SUPPLIED RECORDS:
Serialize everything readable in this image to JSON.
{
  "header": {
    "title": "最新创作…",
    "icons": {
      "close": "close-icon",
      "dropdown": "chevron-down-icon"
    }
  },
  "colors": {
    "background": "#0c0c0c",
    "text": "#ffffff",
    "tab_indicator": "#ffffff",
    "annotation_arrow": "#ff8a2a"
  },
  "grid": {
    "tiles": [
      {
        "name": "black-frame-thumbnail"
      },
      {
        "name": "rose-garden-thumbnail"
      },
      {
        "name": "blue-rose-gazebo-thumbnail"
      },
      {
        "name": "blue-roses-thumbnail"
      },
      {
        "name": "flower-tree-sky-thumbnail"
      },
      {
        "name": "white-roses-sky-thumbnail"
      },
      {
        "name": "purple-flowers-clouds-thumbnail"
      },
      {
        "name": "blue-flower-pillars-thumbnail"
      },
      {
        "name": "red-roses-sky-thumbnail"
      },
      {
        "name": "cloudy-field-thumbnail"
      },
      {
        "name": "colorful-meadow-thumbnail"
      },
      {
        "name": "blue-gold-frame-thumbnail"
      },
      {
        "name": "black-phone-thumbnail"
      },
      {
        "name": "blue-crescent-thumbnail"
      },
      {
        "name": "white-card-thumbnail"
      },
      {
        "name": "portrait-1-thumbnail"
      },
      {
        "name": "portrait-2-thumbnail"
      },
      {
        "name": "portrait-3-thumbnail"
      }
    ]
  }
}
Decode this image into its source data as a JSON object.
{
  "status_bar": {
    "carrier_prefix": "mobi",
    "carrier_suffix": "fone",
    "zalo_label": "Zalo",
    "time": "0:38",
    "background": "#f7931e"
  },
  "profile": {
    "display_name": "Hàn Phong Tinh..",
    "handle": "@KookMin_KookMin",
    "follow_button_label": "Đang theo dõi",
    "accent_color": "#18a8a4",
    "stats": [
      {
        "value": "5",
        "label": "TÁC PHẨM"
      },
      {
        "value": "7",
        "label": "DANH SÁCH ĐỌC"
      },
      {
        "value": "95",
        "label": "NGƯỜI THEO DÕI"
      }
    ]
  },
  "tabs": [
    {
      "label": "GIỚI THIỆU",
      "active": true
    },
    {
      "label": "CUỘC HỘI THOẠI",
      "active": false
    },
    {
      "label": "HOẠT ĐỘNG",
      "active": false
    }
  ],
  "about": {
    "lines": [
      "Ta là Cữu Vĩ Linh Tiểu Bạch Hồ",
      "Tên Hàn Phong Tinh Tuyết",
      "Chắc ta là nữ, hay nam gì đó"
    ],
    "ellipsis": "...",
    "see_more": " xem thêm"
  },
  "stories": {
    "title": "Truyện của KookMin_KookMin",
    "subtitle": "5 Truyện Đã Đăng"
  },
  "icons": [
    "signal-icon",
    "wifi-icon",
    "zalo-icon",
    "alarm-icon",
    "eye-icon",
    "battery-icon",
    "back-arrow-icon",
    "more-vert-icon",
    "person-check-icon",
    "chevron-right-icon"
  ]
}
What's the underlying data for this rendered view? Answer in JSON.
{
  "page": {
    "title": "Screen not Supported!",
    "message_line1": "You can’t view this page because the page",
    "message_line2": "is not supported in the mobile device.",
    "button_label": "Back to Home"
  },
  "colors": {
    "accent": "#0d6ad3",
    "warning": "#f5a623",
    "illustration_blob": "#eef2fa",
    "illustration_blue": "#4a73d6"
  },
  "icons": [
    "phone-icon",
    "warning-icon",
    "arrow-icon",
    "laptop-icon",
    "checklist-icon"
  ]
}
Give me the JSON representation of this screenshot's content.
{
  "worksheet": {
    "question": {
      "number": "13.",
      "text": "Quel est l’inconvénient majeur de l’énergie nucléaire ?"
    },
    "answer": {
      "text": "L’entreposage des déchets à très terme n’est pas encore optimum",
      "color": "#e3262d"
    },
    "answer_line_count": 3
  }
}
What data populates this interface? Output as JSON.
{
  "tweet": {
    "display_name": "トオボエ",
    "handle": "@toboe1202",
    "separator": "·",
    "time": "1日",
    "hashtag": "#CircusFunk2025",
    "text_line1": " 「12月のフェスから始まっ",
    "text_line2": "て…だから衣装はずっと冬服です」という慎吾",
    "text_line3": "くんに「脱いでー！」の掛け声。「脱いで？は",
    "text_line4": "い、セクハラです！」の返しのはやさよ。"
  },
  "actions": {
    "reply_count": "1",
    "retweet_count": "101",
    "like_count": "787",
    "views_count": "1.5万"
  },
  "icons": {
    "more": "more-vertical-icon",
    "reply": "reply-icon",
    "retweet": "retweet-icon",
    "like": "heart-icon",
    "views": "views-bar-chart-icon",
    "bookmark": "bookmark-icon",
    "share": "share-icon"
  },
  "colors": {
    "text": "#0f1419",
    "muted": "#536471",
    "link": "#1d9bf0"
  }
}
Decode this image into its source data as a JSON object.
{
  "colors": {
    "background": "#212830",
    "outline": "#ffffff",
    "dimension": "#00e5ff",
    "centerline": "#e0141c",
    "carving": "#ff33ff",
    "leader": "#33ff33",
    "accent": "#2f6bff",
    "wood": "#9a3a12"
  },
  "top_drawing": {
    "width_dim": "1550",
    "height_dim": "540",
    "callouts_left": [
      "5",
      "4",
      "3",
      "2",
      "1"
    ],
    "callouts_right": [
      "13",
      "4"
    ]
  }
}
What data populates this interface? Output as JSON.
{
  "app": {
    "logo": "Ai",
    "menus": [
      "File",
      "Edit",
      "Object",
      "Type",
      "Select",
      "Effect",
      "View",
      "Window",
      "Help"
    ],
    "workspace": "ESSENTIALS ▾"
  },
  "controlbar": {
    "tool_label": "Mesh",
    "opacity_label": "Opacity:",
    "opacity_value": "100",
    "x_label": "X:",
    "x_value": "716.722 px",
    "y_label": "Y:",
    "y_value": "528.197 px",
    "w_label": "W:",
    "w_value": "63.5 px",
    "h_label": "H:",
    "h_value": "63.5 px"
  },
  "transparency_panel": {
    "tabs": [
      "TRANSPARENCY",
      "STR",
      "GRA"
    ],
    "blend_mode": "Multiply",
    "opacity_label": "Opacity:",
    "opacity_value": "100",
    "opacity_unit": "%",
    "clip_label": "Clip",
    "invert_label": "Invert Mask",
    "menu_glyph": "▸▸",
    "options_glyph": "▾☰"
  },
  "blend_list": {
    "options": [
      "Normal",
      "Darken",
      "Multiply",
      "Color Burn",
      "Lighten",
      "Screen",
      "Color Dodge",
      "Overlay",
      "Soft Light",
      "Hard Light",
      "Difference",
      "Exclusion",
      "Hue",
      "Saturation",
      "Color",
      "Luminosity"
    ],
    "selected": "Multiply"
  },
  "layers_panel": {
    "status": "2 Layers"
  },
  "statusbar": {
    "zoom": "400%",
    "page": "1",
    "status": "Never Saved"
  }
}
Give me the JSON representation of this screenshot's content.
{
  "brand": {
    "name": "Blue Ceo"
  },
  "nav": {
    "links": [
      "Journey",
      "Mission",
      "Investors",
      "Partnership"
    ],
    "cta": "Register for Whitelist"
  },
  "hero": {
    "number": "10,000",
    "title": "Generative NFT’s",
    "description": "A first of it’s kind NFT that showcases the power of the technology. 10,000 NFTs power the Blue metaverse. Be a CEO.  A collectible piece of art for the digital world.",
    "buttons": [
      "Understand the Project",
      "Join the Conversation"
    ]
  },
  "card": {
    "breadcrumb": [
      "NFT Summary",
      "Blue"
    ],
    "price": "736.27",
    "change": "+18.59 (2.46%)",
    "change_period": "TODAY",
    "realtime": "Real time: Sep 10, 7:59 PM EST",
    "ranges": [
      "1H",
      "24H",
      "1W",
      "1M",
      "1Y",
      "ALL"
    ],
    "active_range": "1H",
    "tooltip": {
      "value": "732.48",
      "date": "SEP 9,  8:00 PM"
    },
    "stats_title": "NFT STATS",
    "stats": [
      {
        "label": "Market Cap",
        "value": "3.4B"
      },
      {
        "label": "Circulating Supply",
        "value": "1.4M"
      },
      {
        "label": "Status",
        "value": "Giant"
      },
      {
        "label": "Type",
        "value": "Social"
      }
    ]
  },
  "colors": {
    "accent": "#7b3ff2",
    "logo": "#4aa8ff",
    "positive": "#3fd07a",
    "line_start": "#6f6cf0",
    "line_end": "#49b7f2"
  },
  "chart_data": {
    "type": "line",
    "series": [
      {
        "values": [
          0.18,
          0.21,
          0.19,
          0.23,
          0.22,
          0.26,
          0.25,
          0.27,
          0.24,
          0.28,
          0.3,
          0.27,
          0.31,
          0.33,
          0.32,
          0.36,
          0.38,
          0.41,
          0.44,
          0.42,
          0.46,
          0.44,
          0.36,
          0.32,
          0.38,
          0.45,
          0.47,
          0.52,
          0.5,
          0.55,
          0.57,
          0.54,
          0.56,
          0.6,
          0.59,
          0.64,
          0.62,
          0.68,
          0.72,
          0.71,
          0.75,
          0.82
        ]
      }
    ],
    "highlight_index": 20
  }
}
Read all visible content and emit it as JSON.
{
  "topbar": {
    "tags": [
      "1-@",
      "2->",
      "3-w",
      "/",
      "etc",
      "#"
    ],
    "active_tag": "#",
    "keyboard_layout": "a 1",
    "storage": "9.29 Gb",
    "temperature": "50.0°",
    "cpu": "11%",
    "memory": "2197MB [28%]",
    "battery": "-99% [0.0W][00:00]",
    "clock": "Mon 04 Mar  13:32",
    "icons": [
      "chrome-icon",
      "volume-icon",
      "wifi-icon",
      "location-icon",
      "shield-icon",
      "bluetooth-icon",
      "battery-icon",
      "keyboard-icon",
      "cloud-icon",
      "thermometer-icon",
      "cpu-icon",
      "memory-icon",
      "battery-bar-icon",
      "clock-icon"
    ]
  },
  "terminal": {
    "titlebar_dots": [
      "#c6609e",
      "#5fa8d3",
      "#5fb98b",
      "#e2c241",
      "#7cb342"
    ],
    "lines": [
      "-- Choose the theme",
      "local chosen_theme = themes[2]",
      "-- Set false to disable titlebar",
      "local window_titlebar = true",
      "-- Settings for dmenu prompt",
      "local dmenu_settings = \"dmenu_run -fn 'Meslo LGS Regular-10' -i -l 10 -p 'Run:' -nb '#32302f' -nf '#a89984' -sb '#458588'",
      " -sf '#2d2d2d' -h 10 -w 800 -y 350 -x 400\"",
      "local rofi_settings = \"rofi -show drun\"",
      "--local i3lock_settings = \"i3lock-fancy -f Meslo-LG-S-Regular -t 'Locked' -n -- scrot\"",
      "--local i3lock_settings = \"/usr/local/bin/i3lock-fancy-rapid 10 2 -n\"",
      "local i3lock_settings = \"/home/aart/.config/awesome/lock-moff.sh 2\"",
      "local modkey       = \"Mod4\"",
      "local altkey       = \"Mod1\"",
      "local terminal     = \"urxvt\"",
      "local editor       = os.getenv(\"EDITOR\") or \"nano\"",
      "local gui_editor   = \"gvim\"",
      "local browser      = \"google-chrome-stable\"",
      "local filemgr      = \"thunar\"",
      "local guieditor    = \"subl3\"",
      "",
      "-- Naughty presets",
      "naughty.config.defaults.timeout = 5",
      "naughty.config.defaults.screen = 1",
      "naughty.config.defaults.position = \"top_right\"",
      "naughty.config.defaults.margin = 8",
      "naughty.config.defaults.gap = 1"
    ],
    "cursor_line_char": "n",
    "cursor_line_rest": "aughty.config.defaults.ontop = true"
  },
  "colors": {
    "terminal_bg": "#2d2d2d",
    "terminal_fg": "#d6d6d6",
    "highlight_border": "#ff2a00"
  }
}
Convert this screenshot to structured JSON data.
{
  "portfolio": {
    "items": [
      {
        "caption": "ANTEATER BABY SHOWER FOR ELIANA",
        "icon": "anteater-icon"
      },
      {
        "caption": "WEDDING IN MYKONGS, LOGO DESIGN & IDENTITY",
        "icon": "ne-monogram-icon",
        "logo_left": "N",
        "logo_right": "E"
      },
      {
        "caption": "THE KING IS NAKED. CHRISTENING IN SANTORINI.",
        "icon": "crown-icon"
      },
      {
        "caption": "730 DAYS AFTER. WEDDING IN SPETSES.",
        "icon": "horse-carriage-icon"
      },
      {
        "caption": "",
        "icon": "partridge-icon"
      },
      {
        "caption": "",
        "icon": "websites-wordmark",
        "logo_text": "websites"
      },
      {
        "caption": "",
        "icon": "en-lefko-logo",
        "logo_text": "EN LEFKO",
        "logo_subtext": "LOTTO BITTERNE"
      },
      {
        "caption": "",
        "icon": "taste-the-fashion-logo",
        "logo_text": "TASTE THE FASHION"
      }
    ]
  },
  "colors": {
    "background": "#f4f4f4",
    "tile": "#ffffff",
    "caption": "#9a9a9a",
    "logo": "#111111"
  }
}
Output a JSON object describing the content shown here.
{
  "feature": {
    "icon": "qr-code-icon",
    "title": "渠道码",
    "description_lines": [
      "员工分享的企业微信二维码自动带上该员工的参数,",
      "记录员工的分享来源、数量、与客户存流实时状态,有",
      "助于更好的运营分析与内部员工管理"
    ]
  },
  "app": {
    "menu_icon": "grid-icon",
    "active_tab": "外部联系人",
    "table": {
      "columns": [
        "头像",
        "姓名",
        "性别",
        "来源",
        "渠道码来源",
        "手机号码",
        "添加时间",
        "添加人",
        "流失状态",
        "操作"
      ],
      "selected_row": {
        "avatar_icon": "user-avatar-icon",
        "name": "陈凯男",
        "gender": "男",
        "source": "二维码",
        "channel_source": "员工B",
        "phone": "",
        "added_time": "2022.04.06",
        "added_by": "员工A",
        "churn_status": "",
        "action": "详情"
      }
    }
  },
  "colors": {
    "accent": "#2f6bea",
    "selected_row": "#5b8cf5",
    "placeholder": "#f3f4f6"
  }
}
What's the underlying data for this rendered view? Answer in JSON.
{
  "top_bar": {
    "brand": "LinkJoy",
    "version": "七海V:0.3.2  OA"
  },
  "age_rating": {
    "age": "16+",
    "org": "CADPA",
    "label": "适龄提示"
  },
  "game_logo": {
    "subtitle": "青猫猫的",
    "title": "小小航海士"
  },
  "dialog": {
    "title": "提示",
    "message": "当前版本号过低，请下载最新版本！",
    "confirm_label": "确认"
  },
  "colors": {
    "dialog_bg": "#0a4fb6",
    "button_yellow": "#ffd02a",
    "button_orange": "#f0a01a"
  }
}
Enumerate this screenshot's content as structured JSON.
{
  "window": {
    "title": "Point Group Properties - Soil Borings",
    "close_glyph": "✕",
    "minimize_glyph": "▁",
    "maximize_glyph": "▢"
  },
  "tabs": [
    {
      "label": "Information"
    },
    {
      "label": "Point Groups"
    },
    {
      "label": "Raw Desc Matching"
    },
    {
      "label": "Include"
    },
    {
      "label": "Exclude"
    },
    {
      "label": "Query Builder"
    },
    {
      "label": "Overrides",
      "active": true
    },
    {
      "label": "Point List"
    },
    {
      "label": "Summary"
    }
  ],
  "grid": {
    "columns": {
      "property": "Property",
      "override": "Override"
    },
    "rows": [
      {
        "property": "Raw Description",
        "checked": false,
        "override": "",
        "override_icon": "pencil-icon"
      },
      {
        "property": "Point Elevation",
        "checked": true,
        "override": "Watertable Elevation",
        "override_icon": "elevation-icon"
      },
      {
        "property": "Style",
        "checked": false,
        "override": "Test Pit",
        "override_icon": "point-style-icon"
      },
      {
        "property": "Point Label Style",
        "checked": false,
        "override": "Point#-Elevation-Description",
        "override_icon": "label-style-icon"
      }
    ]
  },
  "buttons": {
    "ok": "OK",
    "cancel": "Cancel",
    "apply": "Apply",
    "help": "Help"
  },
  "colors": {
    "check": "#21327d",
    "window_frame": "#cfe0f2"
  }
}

WORK TO BE COMPLETED:
Pick out and copy every line that contains the word "defaults".

RESULT FOR THIS EXERCISE:
      "naughty.config.defaults.timeout = 5",
      "naughty.config.defaults.screen = 1",
      "naughty.config.defaults.position = \"top_right\"",
      "naughty.config.defaults.margin = 8",
      "naughty.config.defaults.gap = 1"
    "cursor_line_rest": "aughty.config.defaults.ontop = true"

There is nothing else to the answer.